---- GIVEN DATA

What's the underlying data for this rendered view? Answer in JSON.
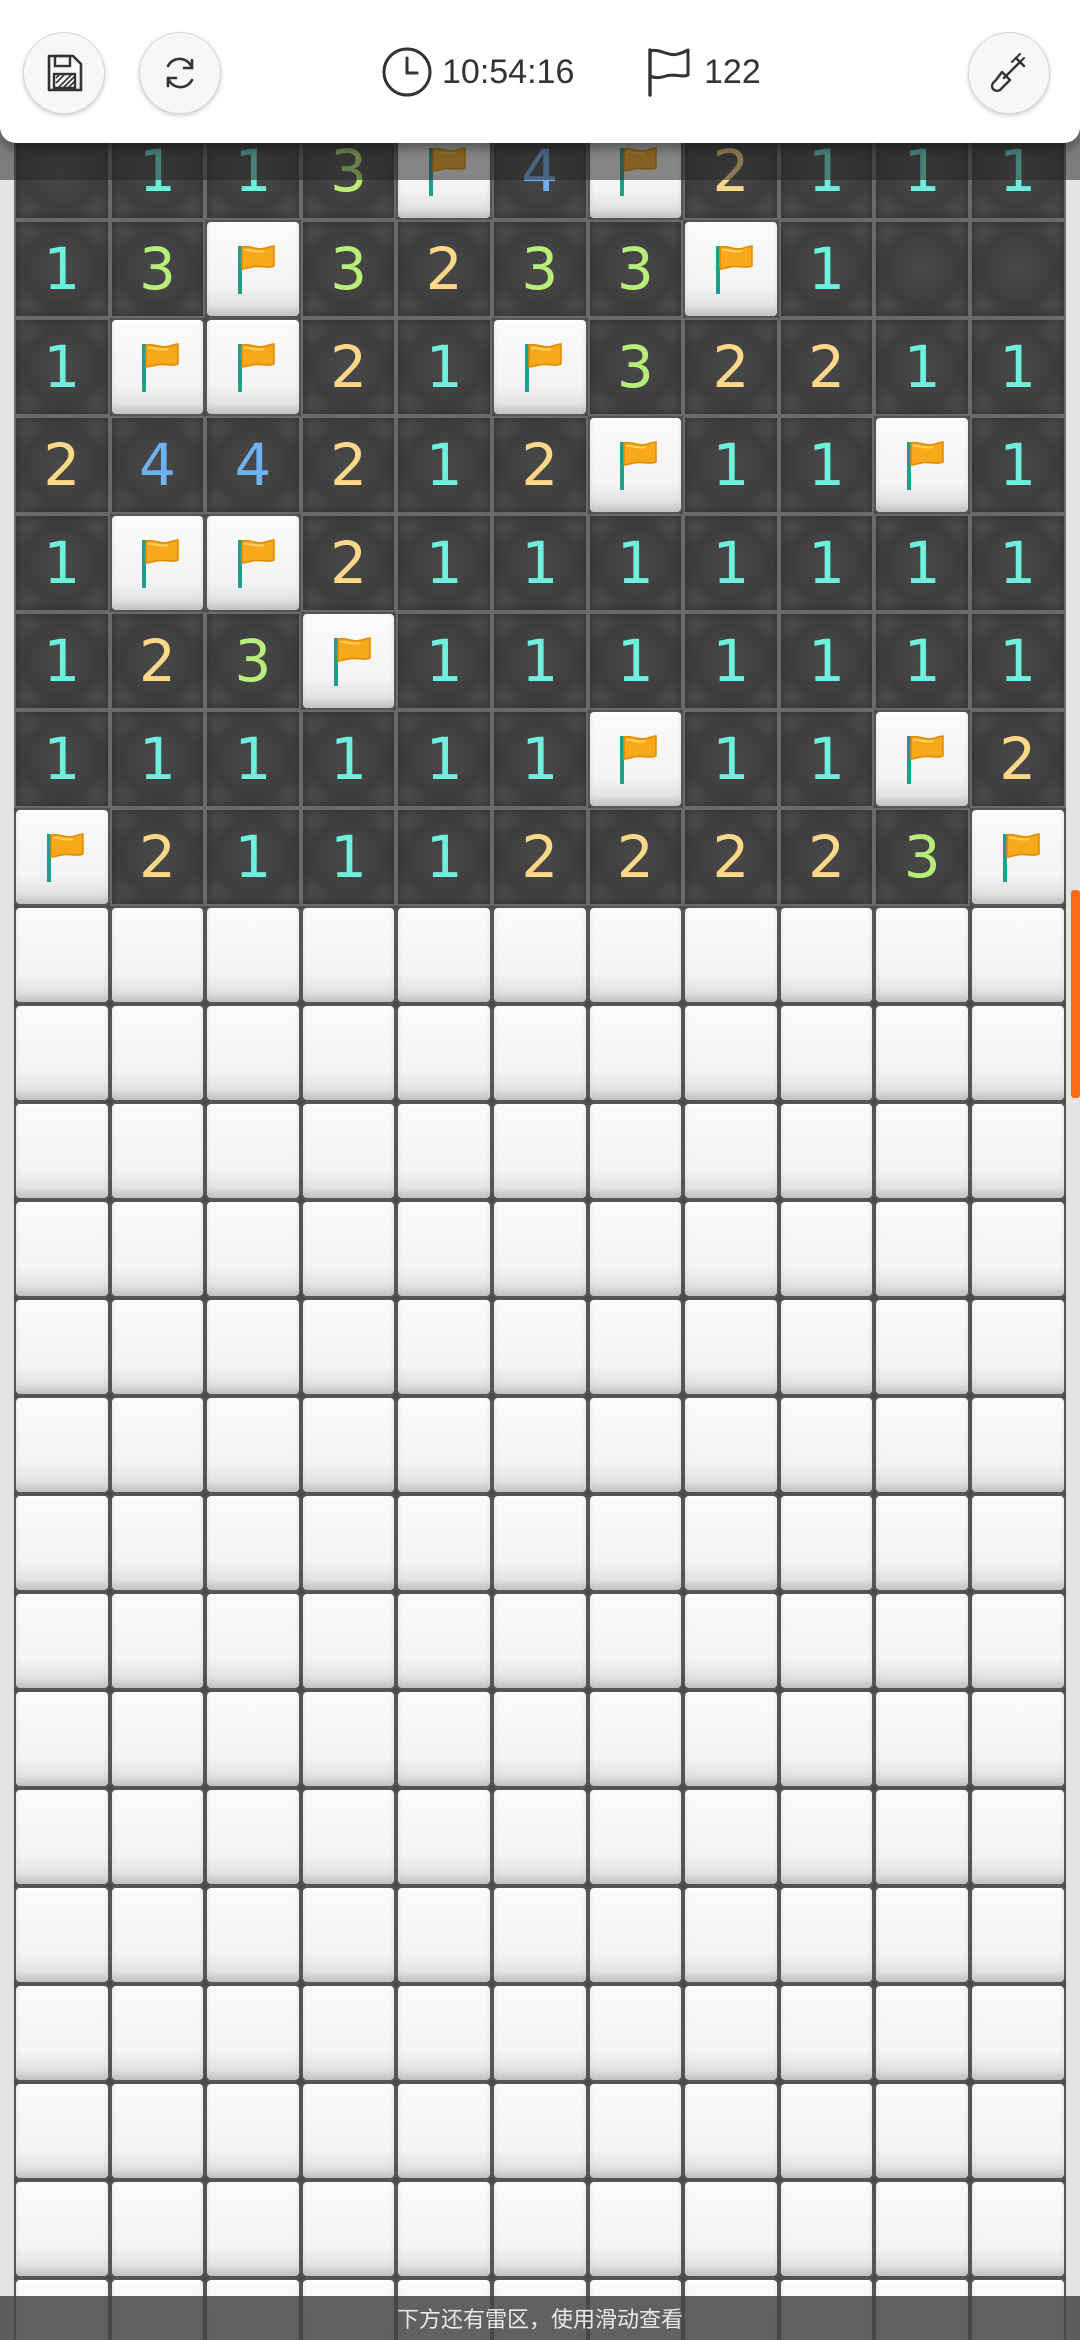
{
  "header": {
    "timer": "10:54:16",
    "flag_count": "122",
    "icons": {
      "save": "floppy-disk-icon",
      "restart": "refresh-icon",
      "timer": "clock-icon",
      "flags": "flag-outline-icon",
      "dig": "shovel-icon"
    }
  },
  "colors": {
    "n1": "#6ef0dc",
    "n2": "#ffd88a",
    "n3": "#b8ee7a",
    "n4": "#6fb2f2",
    "flag_orange": "#f7a91b",
    "scroll_indicator": "#ff6a1a"
  },
  "board": {
    "columns": 11,
    "rows": [
      [
        "open",
        "1",
        "1",
        "3",
        "F",
        "4",
        "F",
        "2",
        "1",
        "1",
        "1"
      ],
      [
        "1",
        "3",
        "F",
        "3",
        "2",
        "3",
        "3",
        "F",
        "1",
        "open",
        "open"
      ],
      [
        "1",
        "F",
        "F",
        "2",
        "1",
        "F",
        "3",
        "2",
        "2",
        "1",
        "1"
      ],
      [
        "2",
        "4",
        "4",
        "2",
        "1",
        "2",
        "F",
        "1",
        "1",
        "F",
        "1"
      ],
      [
        "1",
        "F",
        "F",
        "2",
        "1",
        "1",
        "1",
        "1",
        "1",
        "1",
        "1"
      ],
      [
        "1",
        "2",
        "3",
        "F",
        "1",
        "1",
        "1",
        "1",
        "1",
        "1",
        "1"
      ],
      [
        "1",
        "1",
        "1",
        "1",
        "1",
        "1",
        "F",
        "1",
        "1",
        "F",
        "2"
      ],
      [
        "F",
        "2",
        "1",
        "1",
        "1",
        "2",
        "2",
        "2",
        "2",
        "3",
        "F"
      ],
      [
        "C",
        "C",
        "C",
        "C",
        "C",
        "C",
        "C",
        "C",
        "C",
        "C",
        "C"
      ],
      [
        "C",
        "C",
        "C",
        "C",
        "C",
        "C",
        "C",
        "C",
        "C",
        "C",
        "C"
      ],
      [
        "C",
        "C",
        "C",
        "C",
        "C",
        "C",
        "C",
        "C",
        "C",
        "C",
        "C"
      ],
      [
        "C",
        "C",
        "C",
        "C",
        "C",
        "C",
        "C",
        "C",
        "C",
        "C",
        "C"
      ],
      [
        "C",
        "C",
        "C",
        "C",
        "C",
        "C",
        "C",
        "C",
        "C",
        "C",
        "C"
      ],
      [
        "C",
        "C",
        "C",
        "C",
        "C",
        "C",
        "C",
        "C",
        "C",
        "C",
        "C"
      ],
      [
        "C",
        "C",
        "C",
        "C",
        "C",
        "C",
        "C",
        "C",
        "C",
        "C",
        "C"
      ],
      [
        "C",
        "C",
        "C",
        "C",
        "C",
        "C",
        "C",
        "C",
        "C",
        "C",
        "C"
      ],
      [
        "C",
        "C",
        "C",
        "C",
        "C",
        "C",
        "C",
        "C",
        "C",
        "C",
        "C"
      ],
      [
        "C",
        "C",
        "C",
        "C",
        "C",
        "C",
        "C",
        "C",
        "C",
        "C",
        "C"
      ],
      [
        "C",
        "C",
        "C",
        "C",
        "C",
        "C",
        "C",
        "C",
        "C",
        "C",
        "C"
      ],
      [
        "C",
        "C",
        "C",
        "C",
        "C",
        "C",
        "C",
        "C",
        "C",
        "C",
        "C"
      ],
      [
        "C",
        "C",
        "C",
        "C",
        "C",
        "C",
        "C",
        "C",
        "C",
        "C",
        "C"
      ],
      [
        "C",
        "C",
        "C",
        "C",
        "C",
        "C",
        "C",
        "C",
        "C",
        "C",
        "C"
      ],
      [
        "C",
        "C",
        "C",
        "C",
        "C",
        "C",
        "C",
        "C",
        "C",
        "C",
        "C"
      ]
    ]
  },
  "footer": {
    "hint": "下方还有雷区，使用滑动查看"
  }
}
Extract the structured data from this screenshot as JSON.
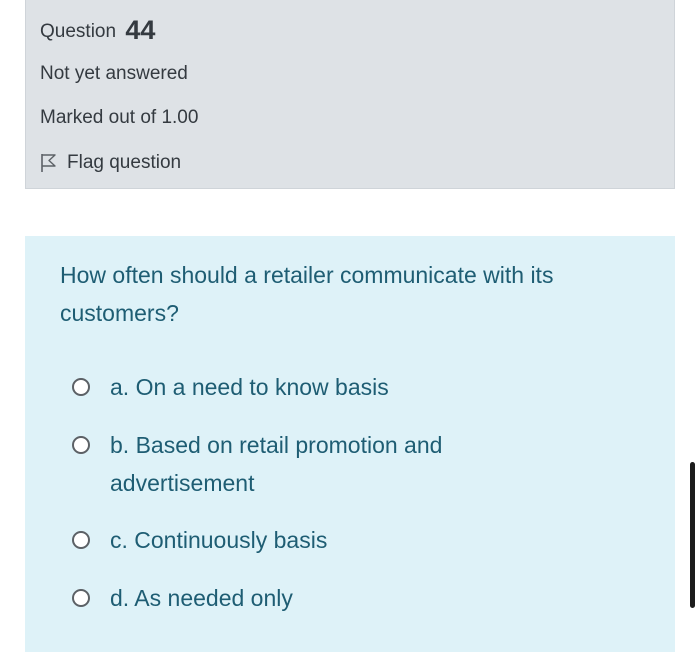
{
  "info": {
    "question_word": "Question",
    "question_number": "44",
    "status": "Not yet answered",
    "marks": "Marked out of 1.00",
    "flag_label": "Flag question",
    "flag_icon": "flag-icon"
  },
  "question": {
    "text": "How often should a retailer communicate with its customers?",
    "answers": [
      {
        "label": "a. On a need to know basis",
        "selected": false
      },
      {
        "label": "b. Based on retail promotion and advertisement",
        "selected": false
      },
      {
        "label": "c. Continuously basis",
        "selected": false
      },
      {
        "label": "d. As needed only",
        "selected": false
      }
    ]
  },
  "colors": {
    "info_bg": "#dee2e6",
    "content_bg": "#def2f8",
    "question_text": "#1e5d73",
    "info_text": "#343a40"
  }
}
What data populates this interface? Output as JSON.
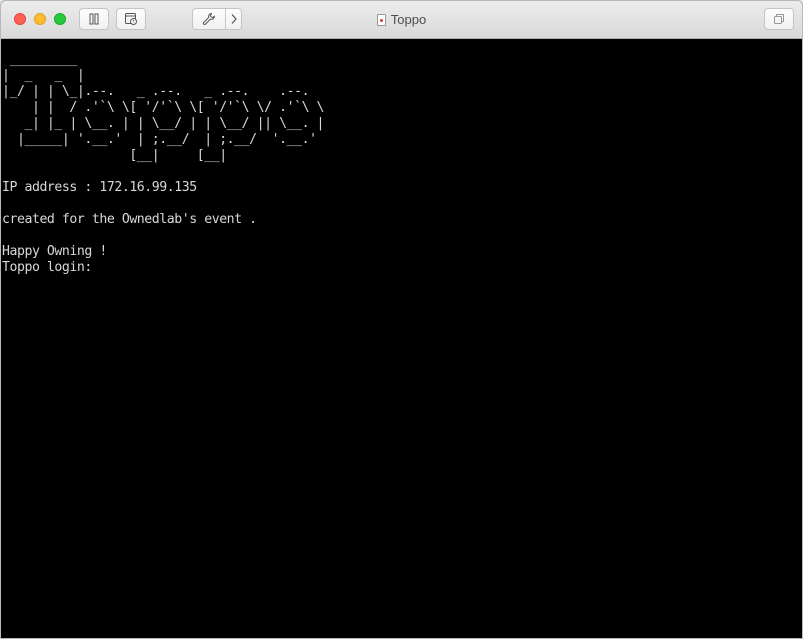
{
  "window": {
    "title": "Toppo"
  },
  "toolbar": {
    "pause_icon": "pause-icon",
    "snapshot_icon": "snapshot-icon",
    "settings_icon": "wrench-icon",
    "settings_more_icon": "chevron-right-icon",
    "restore_icon": "restore-window-icon"
  },
  "terminal": {
    "lines": [
      " _________",
      "|  _   _  |",
      "|_/ | | \\_|.--.   _ .--.   _ .--.    .--.",
      "    | |  / .'`\\ \\[ '/'`\\ \\[ '/'`\\ \\/ .'`\\ \\",
      "   _| |_ | \\__. | | \\__/ | | \\__/ || \\__. |",
      "  |_____| '.__.'  | ;.__/  | ;.__/  '.__.'",
      "                 [__|     [__|",
      "",
      "IP address : 172.16.99.135",
      "",
      "created for the Ownedlab's event .",
      "",
      "Happy Owning !",
      "Toppo login: "
    ]
  }
}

--------

SHORT PROBLEM | Exclude all images and restate the records above word for word.

SOLUTION |
What's the underlying data for this rendered view? Answer in JSON.
{
  "header": {
    "timer": "10:54:16",
    "flag_count": "122",
    "icons": {
      "save": "floppy-disk-icon",
      "restart": "refresh-icon",
      "timer": "clock-icon",
      "flags": "flag-outline-icon",
      "dig": "shovel-icon"
    }
  },
  "colors": {
    "n1": "#6ef0dc",
    "n2": "#ffd88a",
    "n3": "#b8ee7a",
    "n4": "#6fb2f2",
    "flag_orange": "#f7a91b",
    "scroll_indicator": "#ff6a1a"
  },
  "board": {
    "columns": 11,
    "rows": [
      [
        "open",
        "1",
        "1",
        "3",
        "F",
        "4",
        "F",
        "2",
        "1",
        "1",
        "1"
      ],
      [
        "1",
        "3",
        "F",
        "3",
        "2",
        "3",
        "3",
        "F",
        "1",
        "open",
        "open"
      ],
      [
        "1",
        "F",
        "F",
        "2",
        "1",
        "F",
        "3",
        "2",
        "2",
        "1",
        "1"
      ],
      [
        "2",
        "4",
        "4",
        "2",
        "1",
        "2",
        "F",
        "1",
        "1",
        "F",
        "1"
      ],
      [
        "1",
        "F",
        "F",
        "2",
        "1",
        "1",
        "1",
        "1",
        "1",
        "1",
        "1"
      ],
      [
        "1",
        "2",
        "3",
        "F",
        "1",
        "1",
        "1",
        "1",
        "1",
        "1",
        "1"
      ],
      [
        "1",
        "1",
        "1",
        "1",
        "1",
        "1",
        "F",
        "1",
        "1",
        "F",
        "2"
      ],
      [
        "F",
        "2",
        "1",
        "1",
        "1",
        "2",
        "2",
        "2",
        "2",
        "3",
        "F"
      ],
      [
        "C",
        "C",
        "C",
        "C",
        "C",
        "C",
        "C",
        "C",
        "C",
        "C",
        "C"
      ],
      [
        "C",
        "C",
        "C",
        "C",
        "C",
        "C",
        "C",
        "C",
        "C",
        "C",
        "C"
      ],
      [
        "C",
        "C",
        "C",
        "C",
        "C",
        "C",
        "C",
        "C",
        "C",
        "C",
        "C"
      ],
      [
        "C",
        "C",
        "C",
        "C",
        "C",
        "C",
        "C",
        "C",
        "C",
        "C",
        "C"
      ],
      [
        "C",
        "C",
        "C",
        "C",
        "C",
        "C",
        "C",
        "C",
        "C",
        "C",
        "C"
      ],
      [
        "C",
        "C",
        "C",
        "C",
        "C",
        "C",
        "C",
        "C",
        "C",
        "C",
        "C"
      ],
      [
        "C",
        "C",
        "C",
        "C",
        "C",
        "C",
        "C",
        "C",
        "C",
        "C",
        "C"
      ],
      [
        "C",
        "C",
        "C",
        "C",
        "C",
        "C",
        "C",
        "C",
        "C",
        "C",
        "C"
      ],
      [
        "C",
        "C",
        "C",
        "C",
        "C",
        "C",
        "C",
        "C",
        "C",
        "C",
        "C"
      ],
      [
        "C",
        "C",
        "C",
        "C",
        "C",
        "C",
        "C",
        "C",
        "C",
        "C",
        "C"
      ],
      [
        "C",
        "C",
        "C",
        "C",
        "C",
        "C",
        "C",
        "C",
        "C",
        "C",
        "C"
      ],
      [
        "C",
        "C",
        "C",
        "C",
        "C",
        "C",
        "C",
        "C",
        "C",
        "C",
        "C"
      ],
      [
        "C",
        "C",
        "C",
        "C",
        "C",
        "C",
        "C",
        "C",
        "C",
        "C",
        "C"
      ],
      [
        "C",
        "C",
        "C",
        "C",
        "C",
        "C",
        "C",
        "C",
        "C",
        "C",
        "C"
      ],
      [
        "C",
        "C",
        "C",
        "C",
        "C",
        "C",
        "C",
        "C",
        "C",
        "C",
        "C"
      ]
    ]
  },
  "footer": {
    "hint": "下方还有雷区，使用滑动查看"
  }
}
Extract the structured data from this screenshot as JSON.
{
  "info": {
    "question_word": "Question",
    "question_number": "44",
    "status": "Not yet answered",
    "marks": "Marked out of 1.00",
    "flag_label": "Flag question",
    "flag_icon": "flag-icon"
  },
  "question": {
    "text": "How often should a retailer communicate with its customers?",
    "answers": [
      {
        "label": "a. On a need to know basis",
        "selected": false
      },
      {
        "label": "b. Based on retail promotion and advertisement",
        "selected": false
      },
      {
        "label": "c. Continuously basis",
        "selected": false
      },
      {
        "label": "d. As needed only",
        "selected": false
      }
    ]
  },
  "colors": {
    "info_bg": "#dee2e6",
    "content_bg": "#def2f8",
    "question_text": "#1e5d73",
    "info_text": "#343a40"
  }
}
What data populates this interface? Output as JSON.
{
  "window": {
    "title": "Toppo"
  },
  "toolbar": {
    "pause_icon": "pause-icon",
    "snapshot_icon": "snapshot-icon",
    "settings_icon": "wrench-icon",
    "settings_more_icon": "chevron-right-icon",
    "restore_icon": "restore-window-icon"
  },
  "terminal": {
    "lines": [
      " _________",
      "|  _   _  |",
      "|_/ | | \\_|.--.   _ .--.   _ .--.    .--.",
      "    | |  / .'`\\ \\[ '/'`\\ \\[ '/'`\\ \\/ .'`\\ \\",
      "   _| |_ | \\__. | | \\__/ | | \\__/ || \\__. |",
      "  |_____| '.__.'  | ;.__/  | ;.__/  '.__.'",
      "                 [__|     [__|",
      "",
      "IP address : 172.16.99.135",
      "",
      "created for the Ownedlab's event .",
      "",
      "Happy Owning !",
      "Toppo login: "
    ]
  }
}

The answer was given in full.